- Document text -
Be Holy, Know Why
Section 2.3 of 1 Peter (1 Peter 1:14-21)
As obedient children, do not be conformed to the former lusts which were yours in your ignorance, but like the Holy One who called you, be holy yourselves also in all your behavior; because it is written, “YOU SHALL BE HOLY, FOR I AM HOLY.”
If you address as Father the One who impartially judges according to each one’s work, conduct yourselves in fear during the time of your stay on earth; knowing that you were not redeemed with perishable things like silver or gold from your futile way of life inherited from your forefathers, but with precious blood, as of a lamb unblemished and spotless, the blood of Christ.
For He was foreknown before the foundation of the world, but has appeared in these last times for the sake of you who through Him are believers in God, who raised Him from the dead and gave Him glory, so that your faith and hope are in God.
After sub-sections one and two of the second section of the First Letter of Peter, we see the author move into something of a period of instruction. The two previous sub-sections had a dominate focus on the salvation with which we are to have our hope. Regardless of what happens to us in this world, so long as our faith and hope are in God, this salvation is guaranteed to us. So, one could only imagine hearing someone say, “Well, yeah, that is great and all, but what are we to do in the mean time? I mean….people are trying to kill us over here, teacher!” This, again, really follows closely with the logical steps that are followed in attempting to console a loved one during a time of great strife and difficulty. Once you establish the bigger picture, and try to draw the individual out of the little picture that they have themselves all wrapped up in, you begin to tell them what they should do because of it.

- What you will do -
a) Answer these questions on the 1 Peter text, one per line, marking your answers (i), (ii) and (iii):
(i) Which verses of 1 Peter does the section cover?
(ii) With what perishable things does the text say the readers were not redeemed?
(iii) What did the two previous sub-sections mainly focus on?
b) Please extend the 1 Peter text with the next part, starting right after its final sentence.
These records come from a separate source.

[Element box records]
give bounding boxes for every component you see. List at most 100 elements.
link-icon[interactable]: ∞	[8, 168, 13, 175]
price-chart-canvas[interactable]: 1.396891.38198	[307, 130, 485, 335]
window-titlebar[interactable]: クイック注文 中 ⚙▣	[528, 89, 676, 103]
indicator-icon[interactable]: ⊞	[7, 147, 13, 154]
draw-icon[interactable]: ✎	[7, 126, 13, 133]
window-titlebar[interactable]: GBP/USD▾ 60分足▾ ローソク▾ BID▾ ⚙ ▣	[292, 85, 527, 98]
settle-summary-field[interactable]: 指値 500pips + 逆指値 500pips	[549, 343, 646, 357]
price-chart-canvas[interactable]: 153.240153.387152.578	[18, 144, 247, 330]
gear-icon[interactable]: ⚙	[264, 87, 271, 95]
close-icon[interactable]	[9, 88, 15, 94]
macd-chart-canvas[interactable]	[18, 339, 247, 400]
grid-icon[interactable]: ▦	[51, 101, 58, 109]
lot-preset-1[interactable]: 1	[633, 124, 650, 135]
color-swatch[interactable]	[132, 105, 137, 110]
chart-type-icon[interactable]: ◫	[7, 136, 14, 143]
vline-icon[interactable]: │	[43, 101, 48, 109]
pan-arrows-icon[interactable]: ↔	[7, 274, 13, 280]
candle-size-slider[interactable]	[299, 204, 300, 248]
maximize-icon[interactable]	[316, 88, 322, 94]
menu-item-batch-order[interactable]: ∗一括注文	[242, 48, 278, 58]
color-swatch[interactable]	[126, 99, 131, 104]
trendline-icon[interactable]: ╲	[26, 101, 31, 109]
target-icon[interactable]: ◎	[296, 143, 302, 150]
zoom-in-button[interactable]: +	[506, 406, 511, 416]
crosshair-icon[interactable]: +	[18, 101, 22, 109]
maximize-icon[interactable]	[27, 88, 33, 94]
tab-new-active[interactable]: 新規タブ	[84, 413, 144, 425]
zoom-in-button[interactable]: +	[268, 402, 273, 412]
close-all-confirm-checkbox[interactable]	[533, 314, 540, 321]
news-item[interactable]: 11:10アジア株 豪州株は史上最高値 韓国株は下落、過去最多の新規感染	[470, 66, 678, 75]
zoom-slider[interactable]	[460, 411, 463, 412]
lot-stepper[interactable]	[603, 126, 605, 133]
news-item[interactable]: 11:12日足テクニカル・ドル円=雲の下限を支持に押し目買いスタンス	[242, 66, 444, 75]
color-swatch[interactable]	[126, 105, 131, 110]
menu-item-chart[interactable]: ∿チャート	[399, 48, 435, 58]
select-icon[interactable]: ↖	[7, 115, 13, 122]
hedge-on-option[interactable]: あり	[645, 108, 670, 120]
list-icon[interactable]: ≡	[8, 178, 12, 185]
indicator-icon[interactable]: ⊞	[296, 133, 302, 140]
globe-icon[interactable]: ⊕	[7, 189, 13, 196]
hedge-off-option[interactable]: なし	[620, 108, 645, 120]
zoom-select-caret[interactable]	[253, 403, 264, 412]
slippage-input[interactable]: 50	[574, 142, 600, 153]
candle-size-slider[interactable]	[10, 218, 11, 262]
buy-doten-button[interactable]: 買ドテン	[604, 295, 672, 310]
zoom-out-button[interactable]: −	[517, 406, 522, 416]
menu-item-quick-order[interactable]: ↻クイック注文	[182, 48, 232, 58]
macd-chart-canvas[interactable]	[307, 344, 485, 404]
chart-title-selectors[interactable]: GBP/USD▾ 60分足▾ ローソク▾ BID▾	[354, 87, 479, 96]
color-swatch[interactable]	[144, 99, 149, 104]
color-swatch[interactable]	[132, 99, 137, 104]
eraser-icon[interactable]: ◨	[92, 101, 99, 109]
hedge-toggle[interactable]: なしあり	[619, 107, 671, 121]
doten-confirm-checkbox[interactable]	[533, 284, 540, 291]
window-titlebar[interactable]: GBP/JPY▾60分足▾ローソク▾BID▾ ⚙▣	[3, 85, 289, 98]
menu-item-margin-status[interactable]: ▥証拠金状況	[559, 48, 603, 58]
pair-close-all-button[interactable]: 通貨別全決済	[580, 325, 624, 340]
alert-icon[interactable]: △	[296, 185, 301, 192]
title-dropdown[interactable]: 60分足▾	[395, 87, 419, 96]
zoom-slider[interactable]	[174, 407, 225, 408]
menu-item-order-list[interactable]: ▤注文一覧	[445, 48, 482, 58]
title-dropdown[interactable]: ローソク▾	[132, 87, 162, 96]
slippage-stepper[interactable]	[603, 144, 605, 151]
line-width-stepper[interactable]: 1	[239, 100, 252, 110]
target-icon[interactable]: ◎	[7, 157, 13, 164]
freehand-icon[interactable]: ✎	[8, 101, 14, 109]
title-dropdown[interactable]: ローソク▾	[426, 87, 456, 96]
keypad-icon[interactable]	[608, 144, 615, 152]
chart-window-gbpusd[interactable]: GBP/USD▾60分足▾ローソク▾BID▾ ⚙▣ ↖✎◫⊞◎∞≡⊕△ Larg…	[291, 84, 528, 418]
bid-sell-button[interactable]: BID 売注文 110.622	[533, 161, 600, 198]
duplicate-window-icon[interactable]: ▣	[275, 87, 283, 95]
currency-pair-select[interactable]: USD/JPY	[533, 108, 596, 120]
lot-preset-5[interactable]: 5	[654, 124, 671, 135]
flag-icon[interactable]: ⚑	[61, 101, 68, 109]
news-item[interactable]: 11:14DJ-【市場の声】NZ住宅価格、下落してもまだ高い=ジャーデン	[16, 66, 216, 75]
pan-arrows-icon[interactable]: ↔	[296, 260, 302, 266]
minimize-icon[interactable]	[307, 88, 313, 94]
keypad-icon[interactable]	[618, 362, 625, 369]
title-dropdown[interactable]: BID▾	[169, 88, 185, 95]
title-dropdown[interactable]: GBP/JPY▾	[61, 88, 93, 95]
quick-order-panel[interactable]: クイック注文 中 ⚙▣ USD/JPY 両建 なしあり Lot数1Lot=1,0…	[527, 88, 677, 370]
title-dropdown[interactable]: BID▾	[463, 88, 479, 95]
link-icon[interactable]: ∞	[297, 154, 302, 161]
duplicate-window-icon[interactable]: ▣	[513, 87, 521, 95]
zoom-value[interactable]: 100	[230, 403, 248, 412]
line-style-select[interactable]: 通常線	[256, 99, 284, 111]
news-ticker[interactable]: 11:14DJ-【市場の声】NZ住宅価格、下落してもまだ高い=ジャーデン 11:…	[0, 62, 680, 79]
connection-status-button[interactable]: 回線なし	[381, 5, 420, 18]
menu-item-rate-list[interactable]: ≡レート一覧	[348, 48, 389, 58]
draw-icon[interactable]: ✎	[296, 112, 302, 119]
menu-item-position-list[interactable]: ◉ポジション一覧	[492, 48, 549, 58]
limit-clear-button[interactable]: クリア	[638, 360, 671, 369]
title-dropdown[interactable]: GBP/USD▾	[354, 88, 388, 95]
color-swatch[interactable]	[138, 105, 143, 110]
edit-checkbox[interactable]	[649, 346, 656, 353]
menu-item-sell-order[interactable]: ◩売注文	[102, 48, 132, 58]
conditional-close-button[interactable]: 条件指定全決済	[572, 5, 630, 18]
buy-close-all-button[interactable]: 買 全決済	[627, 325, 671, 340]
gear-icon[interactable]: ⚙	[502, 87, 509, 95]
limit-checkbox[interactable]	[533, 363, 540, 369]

- Answers to the problems -
a)
(i) 1 Peter 1:14-21
(ii) Silver or gold
(iii) The salvation with which we are to have our hope

b)
This sub-section starts out with the use of “obedient children” as the analogy that brings across Peter’s point. As with all letters of the time, ever line of ink counts, and you only want to include those things which are of the greatest importance. So it is clear that there was careful consideration of what needed to be said. As Christians, we accept the reality that the apostles were most certainly guided by the Holy Spirit in all they did. From their miracle working to their proclamation of the Gospel, the Holy Spirit’s presence was clearly with them, and was the driving force behind the early growth of the church. So, it would be quite unreasonable to conclude that their writings were not also done at the hand of the Holy Spirit as well through the author. With that said, why go to the analogy of an obedient child?
Lets take a look at the Greek words for a moment here. Obedient is the translation of the Greek word that is transliterated as “Hupakoe” (hoop-ak-o-ay’). It implies the obedience to another’s counsel or guidance and direction. Children is translating the Greek “Teknon” (tek’-non). This term for children is one of endearment. It implies “my child” as one might imagine a loving and compassionate mother saying to little boy who has done something great and full of love for her (NTGL-NAS). In these two words we come to understand this not in the rather sad “modern” sense of the term (as so many regard raising an ‘obedient’ child as a negative now-a-days, as though it were abuse!) but in the way that draws a sense of honor and dignity. For a child to be obedient to his or her parent (in this biblical sense), they must heed the guidance and direction for life that the parent provides to them. From the Hebrew standpoint, as well as the Greek, the idea suggests a child that is truly becoming a Son or Daughter, as opposed to just offspring. They are taking on the beliefs and way of life of the family, truly living up to their position and abilities. While many may attempt to utilize this verse as a means to demean Christian teaching as tyrannical to children, forcing indoctrination and the like, the reality is quite the opposite.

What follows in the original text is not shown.